▶ [TASK GOAL]:
Present each line of the entries below that holds the word "한성여고의".
==== PROVIDED ENTRIES
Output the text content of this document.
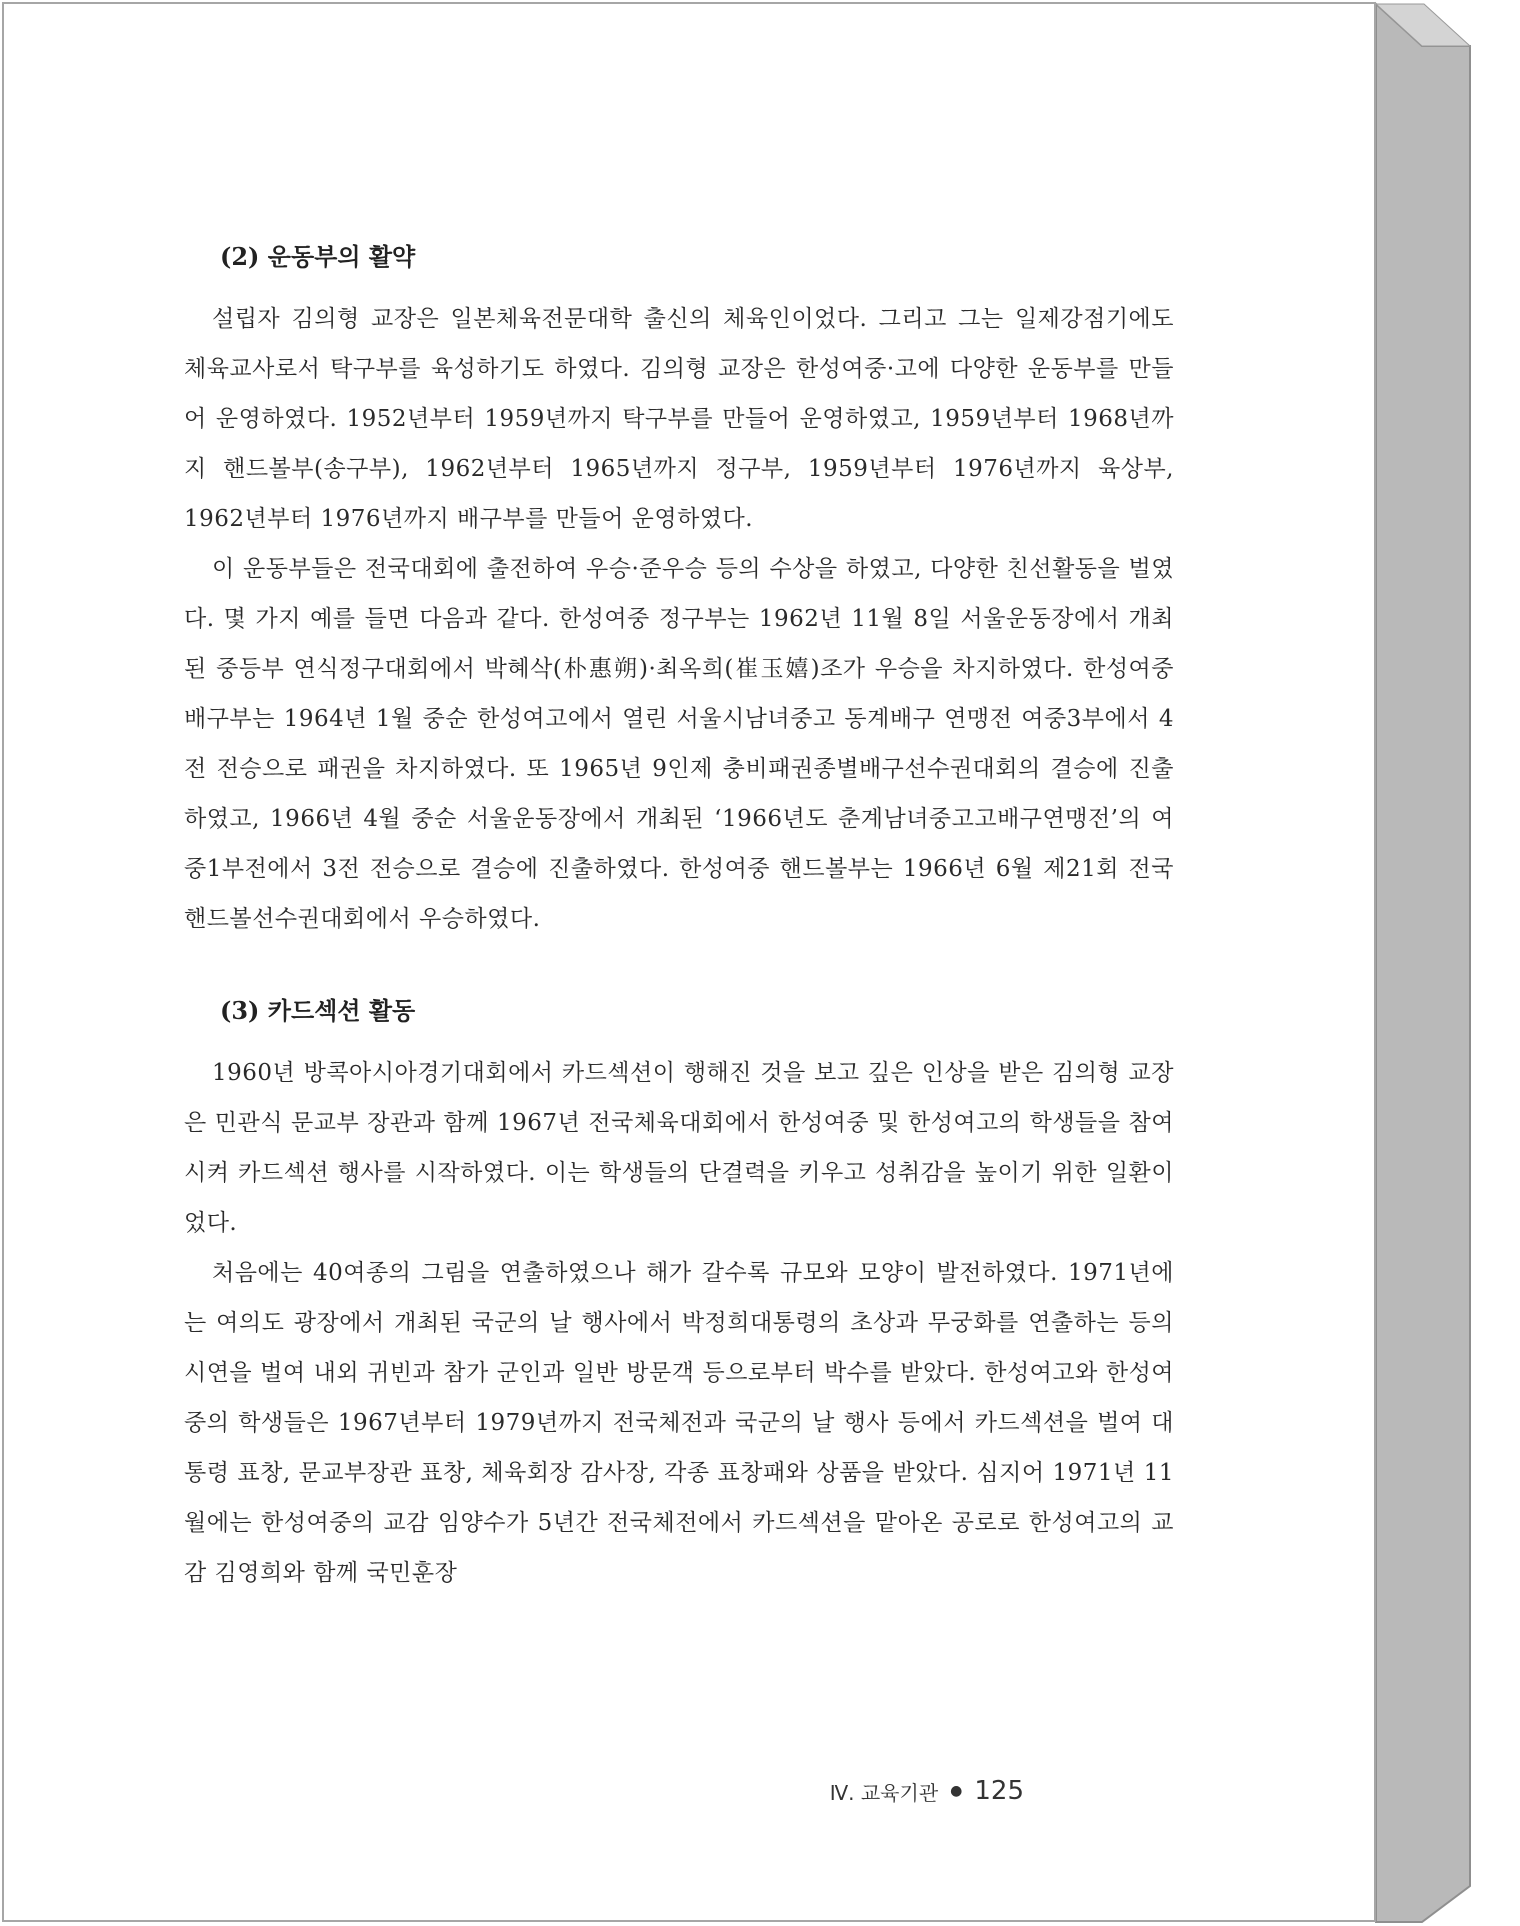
(2) 운동부의 활약

설립자 김의형 교장은 일본체육전문대학 출신의 체육인이었다. 그리고 그는 일제강점기에도 체육교사로서 탁구부를 육성하기도 하였다. 김의형 교장은 한성여중·고에 다양한 운동부를 만들어 운영하였다. 1952년부터 1959년까지 탁구부를 만들어 운영하였고, 1959년부터 1968년까지 핸드볼부(송구부), 1962년부터 1965년까지 정구부, 1959년부터 1976년까지 육상부, 1962년부터 1976년까지 배구부를 만들어 운영하였다.

이 운동부들은 전국대회에 출전하여 우승·준우승 등의 수상을 하였고, 다양한 친선활동을 벌였다. 몇 가지 예를 들면 다음과 같다. 한성여중 정구부는 1962년 11월 8일 서울운동장에서 개최된 중등부 연식정구대회에서 박혜삭(朴惠朔)·최옥희(崔玉嬉)조가 우승을 차지하였다. 한성여중 배구부는 1964년 1월 중순 한성여고에서 열린 서울시남녀중고 동계배구 연맹전 여중3부에서 4전 전승으로 패권을 차지하였다. 또 1965년 9인제 충비패권종별배구선수권대회의 결승에 진출하였고, 1966년 4월 중순 서울운동장에서 개최된 ‘1966년도 춘계남녀중고고배구연맹전’의 여중1부전에서 3전 전승으로 결승에 진출하였다. 한성여중 핸드볼부는 1966년 6월 제21회 전국핸드볼선수권대회에서 우승하였다.

(3) 카드섹션 활동

1960년 방콕아시아경기대회에서 카드섹션이 행해진 것을 보고 깊은 인상을 받은 김의형 교장은 민관식 문교부 장관과 함께 1967년 전국체육대회에서 한성여중 및 한성여고의 학생들을 참여시켜 카드섹션 행사를 시작하였다. 이는 학생들의 단결력을 키우고 성취감을 높이기 위한 일환이었다.

처음에는 40여종의 그림을 연출하였으나 해가 갈수록 규모와 모양이 발전하였다. 1971년에는 여의도 광장에서 개최된 국군의 날 행사에서 박정희대통령의 초상과 무궁화를 연출하는 등의 시연을 벌여 내외 귀빈과 참가 군인과 일반 방문객 등으로부터 박수를 받았다. 한성여고와 한성여중의 학생들은 1967년부터 1979년까지 전국체전과 국군의 날 행사 등에서 카드섹션을 벌여 대통령 표창, 문교부장관 표창, 체육회장 감사장, 각종 표창패와 상품을 받았다. 심지어 1971년 11월에는 한성여중의 교감 임양수가 5년간 전국체전에서 카드섹션을 맡아온 공로로 한성여고의 교감 김영희와 함께 국민훈장

Ⅳ. 교육기관 ● 125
========
▶ [WRITTEN SOLUTION]:
1960년 방콕아시아경기대회에서 카드섹션이 행해진 것을 보고 깊은 인상을 받은 김의형 교장은 민관식 문교부 장관과 함께 1967년 전국체육대회에서 한성여중 및 한성여고의 학생들을 참여시켜 카드섹션 행사를 시작하였다. 이는 학생들의 단결력을 키우고 성취감을 높이기 위한 일환이었다.
처음에는 40여종의 그림을 연출하였으나 해가 갈수록 규모와 모양이 발전하였다. 1971년에는 여의도 광장에서 개최된 국군의 날 행사에서 박정희대통령의 초상과 무궁화를 연출하는 등의 시연을 벌여 내외 귀빈과 참가 군인과 일반 방문객 등으로부터 박수를 받았다. 한성여고와 한성여중의 학생들은 1967년부터 1979년까지 전국체전과 국군의 날 행사 등에서 카드섹션을 벌여 대통령 표창, 문교부장관 표창, 체육회장 감사장, 각종 표창패와 상품을 받았다. 심지어 1971년 11월에는 한성여중의 교감 임양수가 5년간 전국체전에서 카드섹션을 맡아온 공로로 한성여고의 교감 김영희와 함께 국민훈장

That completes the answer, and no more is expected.